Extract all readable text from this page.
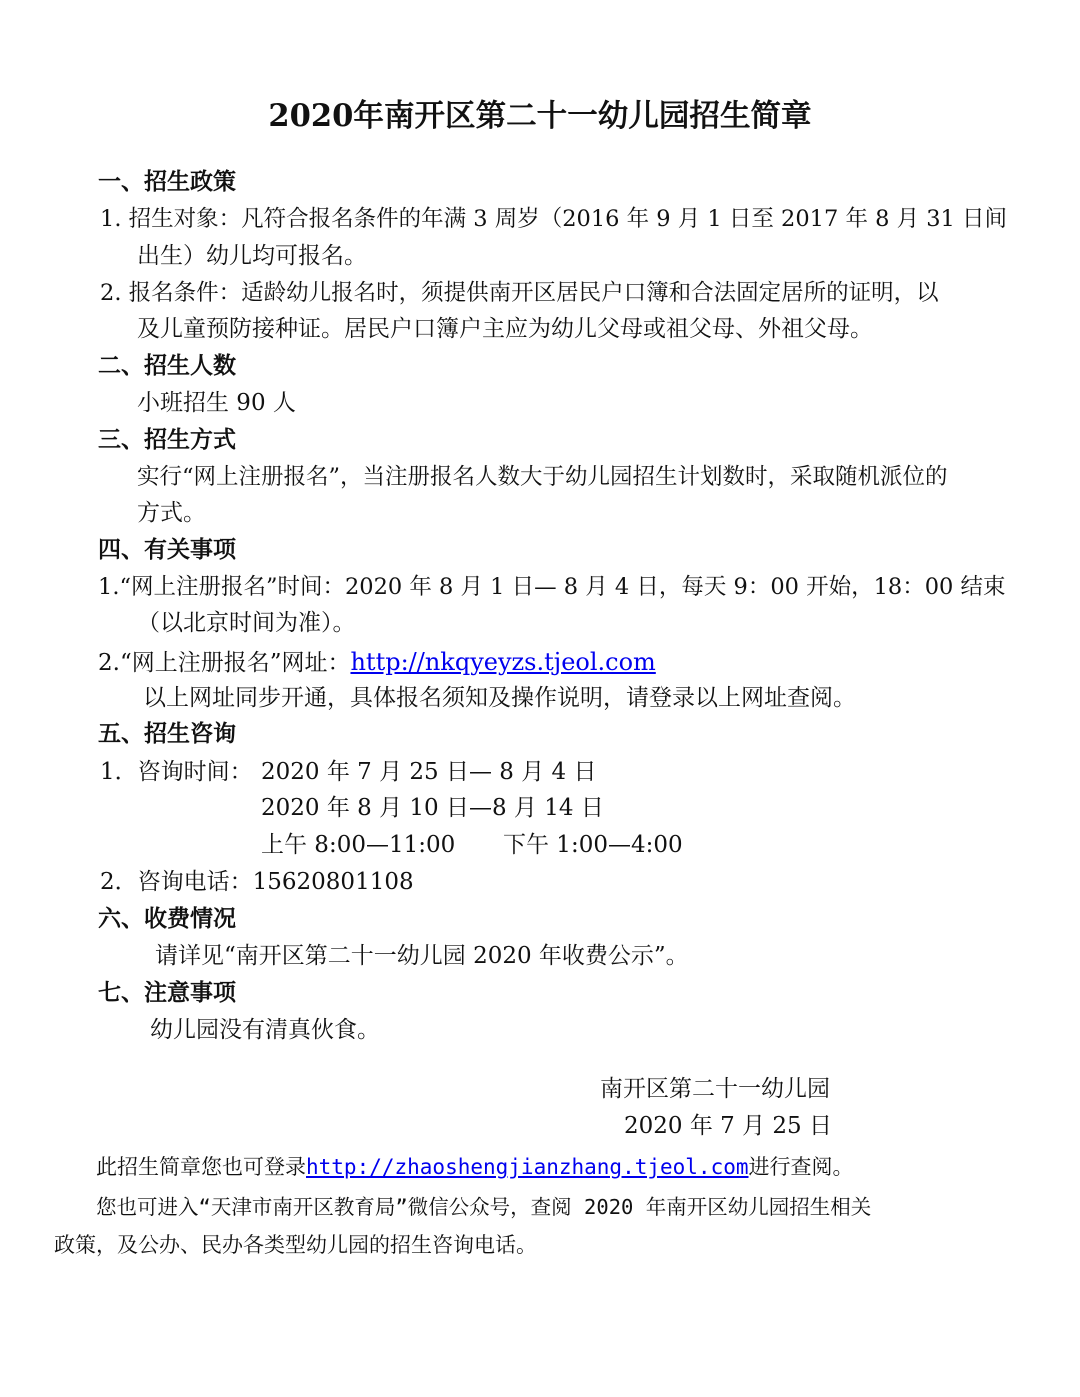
2020年南开区第二十一幼儿园招生简章
一、招生政策
1. 招生对象：凡符合报名条件的年满 3 周岁（2016 年 9 月 1 日至 2017 年 8 月 31 日间
出生）幼儿均可报名。
2. 报名条件：适龄幼儿报名时，须提供南开区居民户口簿和合法固定居所的证明，以
及儿童预防接种证。居民户口簿户主应为幼儿父母或祖父母、外祖父母。
二、招生人数
小班招生 90 人
三、招生方式
实行“网上注册报名”，当注册报名人数大于幼儿园招生计划数时，采取随机派位的
方式。
四、有关事项
1.“网上注册报名”时间：2020 年 8 月 1 日— 8 月 4 日，每天 9：00 开始，18：00 结束
（以北京时间为准）。
2.“网上注册报名”网址：http://nkqyeyzs.tjeol.com
以上网址同步开通，具体报名须知及操作说明，请登录以上网址查阅。
五、招生咨询
1．咨询时间： 2020 年 7 月 25 日— 8 月 4 日
2020 年 8 月 10 日—8 月 14 日
上午 8:00—11:00 下午 1:00—4:00
2．咨询电话：15620801108
六、收费情况
请详见“南开区第二十一幼儿园 2020 年收费公示”。
七、注意事项
幼儿园没有清真伙食。
南开区第二十一幼儿园
2020 年 7 月 25 日
此招生简章您也可登录http://zhaoshengjianzhang.tjeol.com进行查阅。
您也可进入“天津市南开区教育局”微信公众号，查阅 2020 年南开区幼儿园招生相关
政策，及公办、民办各类型幼儿园的招生咨询电话。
══════════════════════════════
THE REQUEST: All of the entries above should be duplicated exactly, except for the pictures.

EXERCISE RESPONSE:
Extract all readable text from this page.
2020年南开区第二十一幼儿园招生简章
一、招生政策
1. 招生对象：凡符合报名条件的年满 3 周岁（2016 年 9 月 1 日至 2017 年 8 月 31 日间
出生）幼儿均可报名。
2. 报名条件：适龄幼儿报名时，须提供南开区居民户口簿和合法固定居所的证明，以
及儿童预防接种证。居民户口簿户主应为幼儿父母或祖父母、外祖父母。
二、招生人数
小班招生 90 人
三、招生方式
实行“网上注册报名”，当注册报名人数大于幼儿园招生计划数时，采取随机派位的
方式。
四、有关事项
1.“网上注册报名”时间：2020 年 8 月 1 日— 8 月 4 日，每天 9：00 开始，18：00 结束
（以北京时间为准）。
2.“网上注册报名”网址：http://nkqyeyzs.tjeol.com
以上网址同步开通，具体报名须知及操作说明，请登录以上网址查阅。
五、招生咨询
1．咨询时间： 2020 年 7 月 25 日— 8 月 4 日
2020 年 8 月 10 日—8 月 14 日
上午 8:00—11:00 下午 1:00—4:00
2．咨询电话：15620801108
六、收费情况
请详见“南开区第二十一幼儿园 2020 年收费公示”。
七、注意事项
幼儿园没有清真伙食。
南开区第二十一幼儿园
2020 年 7 月 25 日
此招生简章您也可登录http://zhaoshengjianzhang.tjeol.com进行查阅。
您也可进入“天津市南开区教育局”微信公众号，查阅 2020 年南开区幼儿园招生相关
政策，及公办、民办各类型幼儿园的招生咨询电话。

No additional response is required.